• To do: Show each line from the listing that includes the word "Ajoutez".

+++++

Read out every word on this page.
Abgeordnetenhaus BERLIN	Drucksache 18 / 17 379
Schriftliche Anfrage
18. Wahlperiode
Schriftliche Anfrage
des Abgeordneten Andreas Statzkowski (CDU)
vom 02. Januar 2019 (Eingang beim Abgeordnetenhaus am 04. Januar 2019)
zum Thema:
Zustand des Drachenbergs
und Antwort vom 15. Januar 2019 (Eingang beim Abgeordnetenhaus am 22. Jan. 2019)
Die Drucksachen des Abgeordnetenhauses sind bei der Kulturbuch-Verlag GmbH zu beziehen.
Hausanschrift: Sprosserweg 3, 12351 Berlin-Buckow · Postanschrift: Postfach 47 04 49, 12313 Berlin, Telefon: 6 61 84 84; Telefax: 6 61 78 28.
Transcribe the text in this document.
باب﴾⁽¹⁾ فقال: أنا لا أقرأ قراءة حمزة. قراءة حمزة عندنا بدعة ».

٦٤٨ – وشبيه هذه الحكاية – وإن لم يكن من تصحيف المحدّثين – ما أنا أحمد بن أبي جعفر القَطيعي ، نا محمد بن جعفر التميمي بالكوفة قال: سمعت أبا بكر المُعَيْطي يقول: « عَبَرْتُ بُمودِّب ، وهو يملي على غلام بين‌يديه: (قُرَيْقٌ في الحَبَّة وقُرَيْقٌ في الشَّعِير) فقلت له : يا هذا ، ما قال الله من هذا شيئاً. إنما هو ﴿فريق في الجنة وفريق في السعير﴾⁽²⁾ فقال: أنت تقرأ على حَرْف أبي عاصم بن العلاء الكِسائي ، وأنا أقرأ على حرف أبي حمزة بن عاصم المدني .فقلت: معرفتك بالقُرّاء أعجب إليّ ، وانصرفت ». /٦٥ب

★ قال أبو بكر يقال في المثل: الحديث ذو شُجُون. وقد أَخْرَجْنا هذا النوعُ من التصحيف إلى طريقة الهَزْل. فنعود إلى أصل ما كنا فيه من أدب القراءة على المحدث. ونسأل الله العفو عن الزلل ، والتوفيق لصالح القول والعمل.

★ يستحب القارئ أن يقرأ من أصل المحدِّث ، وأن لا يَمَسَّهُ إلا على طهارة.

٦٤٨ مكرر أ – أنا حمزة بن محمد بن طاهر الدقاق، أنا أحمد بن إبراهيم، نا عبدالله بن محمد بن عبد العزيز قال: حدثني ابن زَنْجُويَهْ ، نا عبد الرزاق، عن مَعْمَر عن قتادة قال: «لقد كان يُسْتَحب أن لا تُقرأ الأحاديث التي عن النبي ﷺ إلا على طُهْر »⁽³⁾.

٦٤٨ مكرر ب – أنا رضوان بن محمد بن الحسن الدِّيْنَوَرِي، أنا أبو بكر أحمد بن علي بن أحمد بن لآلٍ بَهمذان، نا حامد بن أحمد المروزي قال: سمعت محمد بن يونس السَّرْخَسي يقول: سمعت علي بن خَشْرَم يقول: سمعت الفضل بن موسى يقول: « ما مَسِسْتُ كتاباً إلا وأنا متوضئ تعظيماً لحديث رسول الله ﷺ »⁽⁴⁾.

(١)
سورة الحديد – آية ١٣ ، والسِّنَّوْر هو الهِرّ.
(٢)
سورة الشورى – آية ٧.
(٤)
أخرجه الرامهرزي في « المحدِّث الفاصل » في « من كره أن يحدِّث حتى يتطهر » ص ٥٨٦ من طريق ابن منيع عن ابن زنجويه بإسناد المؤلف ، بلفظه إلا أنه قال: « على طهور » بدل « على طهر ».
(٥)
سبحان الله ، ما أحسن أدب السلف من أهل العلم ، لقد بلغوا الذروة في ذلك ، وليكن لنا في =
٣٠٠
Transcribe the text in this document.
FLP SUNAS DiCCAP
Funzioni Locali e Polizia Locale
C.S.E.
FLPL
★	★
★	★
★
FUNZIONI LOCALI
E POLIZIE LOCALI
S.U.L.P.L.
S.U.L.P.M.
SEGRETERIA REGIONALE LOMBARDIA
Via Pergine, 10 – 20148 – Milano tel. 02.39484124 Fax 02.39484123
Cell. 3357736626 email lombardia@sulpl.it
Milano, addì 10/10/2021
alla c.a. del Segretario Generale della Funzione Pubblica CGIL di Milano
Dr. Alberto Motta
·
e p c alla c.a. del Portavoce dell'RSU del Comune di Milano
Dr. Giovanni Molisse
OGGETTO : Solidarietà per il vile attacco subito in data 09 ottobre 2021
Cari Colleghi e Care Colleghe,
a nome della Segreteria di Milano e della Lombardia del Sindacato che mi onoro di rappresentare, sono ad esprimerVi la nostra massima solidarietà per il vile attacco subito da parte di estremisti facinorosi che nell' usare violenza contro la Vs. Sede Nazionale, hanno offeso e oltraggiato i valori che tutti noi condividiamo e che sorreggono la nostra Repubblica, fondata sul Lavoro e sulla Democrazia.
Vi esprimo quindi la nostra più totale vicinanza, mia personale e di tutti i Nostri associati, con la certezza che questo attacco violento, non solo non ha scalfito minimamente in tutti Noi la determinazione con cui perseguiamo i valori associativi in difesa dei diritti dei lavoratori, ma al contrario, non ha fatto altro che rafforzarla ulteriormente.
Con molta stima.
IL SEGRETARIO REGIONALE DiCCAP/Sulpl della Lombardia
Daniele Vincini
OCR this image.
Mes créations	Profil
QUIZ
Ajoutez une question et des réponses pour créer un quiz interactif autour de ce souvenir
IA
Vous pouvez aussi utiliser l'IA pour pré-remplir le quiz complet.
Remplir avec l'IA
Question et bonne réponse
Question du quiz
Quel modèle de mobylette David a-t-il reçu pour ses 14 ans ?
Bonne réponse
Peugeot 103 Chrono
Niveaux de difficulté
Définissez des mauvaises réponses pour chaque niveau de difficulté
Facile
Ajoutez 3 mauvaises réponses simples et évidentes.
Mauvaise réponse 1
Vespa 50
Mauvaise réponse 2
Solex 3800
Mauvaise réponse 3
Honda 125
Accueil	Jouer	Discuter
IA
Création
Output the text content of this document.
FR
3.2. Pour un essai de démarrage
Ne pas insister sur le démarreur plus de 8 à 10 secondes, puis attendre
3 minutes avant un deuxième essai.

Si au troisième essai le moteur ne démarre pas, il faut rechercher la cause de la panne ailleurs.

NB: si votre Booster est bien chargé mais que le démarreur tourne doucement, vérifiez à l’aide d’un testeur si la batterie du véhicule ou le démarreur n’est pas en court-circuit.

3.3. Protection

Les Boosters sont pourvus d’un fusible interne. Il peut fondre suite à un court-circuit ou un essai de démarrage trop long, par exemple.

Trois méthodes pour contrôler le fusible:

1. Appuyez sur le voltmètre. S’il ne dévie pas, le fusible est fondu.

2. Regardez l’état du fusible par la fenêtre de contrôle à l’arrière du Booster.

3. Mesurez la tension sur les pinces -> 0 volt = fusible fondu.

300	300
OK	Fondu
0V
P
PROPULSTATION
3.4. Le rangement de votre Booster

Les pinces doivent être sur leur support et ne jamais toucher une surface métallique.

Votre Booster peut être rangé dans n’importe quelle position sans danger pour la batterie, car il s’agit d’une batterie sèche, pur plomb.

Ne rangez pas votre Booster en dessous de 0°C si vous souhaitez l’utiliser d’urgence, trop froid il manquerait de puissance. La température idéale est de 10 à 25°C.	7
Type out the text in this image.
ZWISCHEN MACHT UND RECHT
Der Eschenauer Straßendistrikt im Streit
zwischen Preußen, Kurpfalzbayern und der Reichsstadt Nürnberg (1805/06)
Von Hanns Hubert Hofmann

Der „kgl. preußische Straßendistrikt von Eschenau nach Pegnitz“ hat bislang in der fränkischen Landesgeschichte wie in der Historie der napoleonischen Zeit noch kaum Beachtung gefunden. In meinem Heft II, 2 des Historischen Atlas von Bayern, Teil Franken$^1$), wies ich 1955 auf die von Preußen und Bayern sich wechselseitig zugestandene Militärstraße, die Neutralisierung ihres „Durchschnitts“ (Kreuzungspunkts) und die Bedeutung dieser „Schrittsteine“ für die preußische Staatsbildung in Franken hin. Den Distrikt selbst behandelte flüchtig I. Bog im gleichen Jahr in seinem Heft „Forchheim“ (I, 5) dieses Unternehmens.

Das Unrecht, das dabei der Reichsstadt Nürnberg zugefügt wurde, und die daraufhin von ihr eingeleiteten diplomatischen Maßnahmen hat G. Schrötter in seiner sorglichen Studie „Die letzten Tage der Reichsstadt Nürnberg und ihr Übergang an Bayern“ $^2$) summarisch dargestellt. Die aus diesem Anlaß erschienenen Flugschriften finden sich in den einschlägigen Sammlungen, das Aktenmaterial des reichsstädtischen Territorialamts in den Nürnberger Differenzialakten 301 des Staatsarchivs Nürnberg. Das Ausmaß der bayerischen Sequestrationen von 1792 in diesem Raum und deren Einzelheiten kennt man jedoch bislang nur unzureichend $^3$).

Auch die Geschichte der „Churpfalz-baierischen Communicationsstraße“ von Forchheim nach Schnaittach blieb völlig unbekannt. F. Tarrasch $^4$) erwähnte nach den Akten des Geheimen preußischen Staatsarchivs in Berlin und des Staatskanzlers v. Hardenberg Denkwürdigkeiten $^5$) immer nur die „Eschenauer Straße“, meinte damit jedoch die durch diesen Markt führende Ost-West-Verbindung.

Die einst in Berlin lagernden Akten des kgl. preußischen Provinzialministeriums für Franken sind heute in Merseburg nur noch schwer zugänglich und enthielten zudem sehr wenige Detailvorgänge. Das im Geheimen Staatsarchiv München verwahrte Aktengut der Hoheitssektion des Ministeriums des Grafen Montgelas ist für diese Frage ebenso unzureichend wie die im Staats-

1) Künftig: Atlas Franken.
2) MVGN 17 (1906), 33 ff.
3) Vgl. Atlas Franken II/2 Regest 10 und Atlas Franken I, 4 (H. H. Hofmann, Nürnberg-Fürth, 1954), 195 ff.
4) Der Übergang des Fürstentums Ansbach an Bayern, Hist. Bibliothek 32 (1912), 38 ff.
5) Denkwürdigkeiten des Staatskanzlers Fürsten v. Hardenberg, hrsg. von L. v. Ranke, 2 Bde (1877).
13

+++++

• Task result:
Ajoutez une question et des réponses pour créer un quiz interactif autour de ce souvenir
Ajoutez 3 mauvaises réponses simples et évidentes.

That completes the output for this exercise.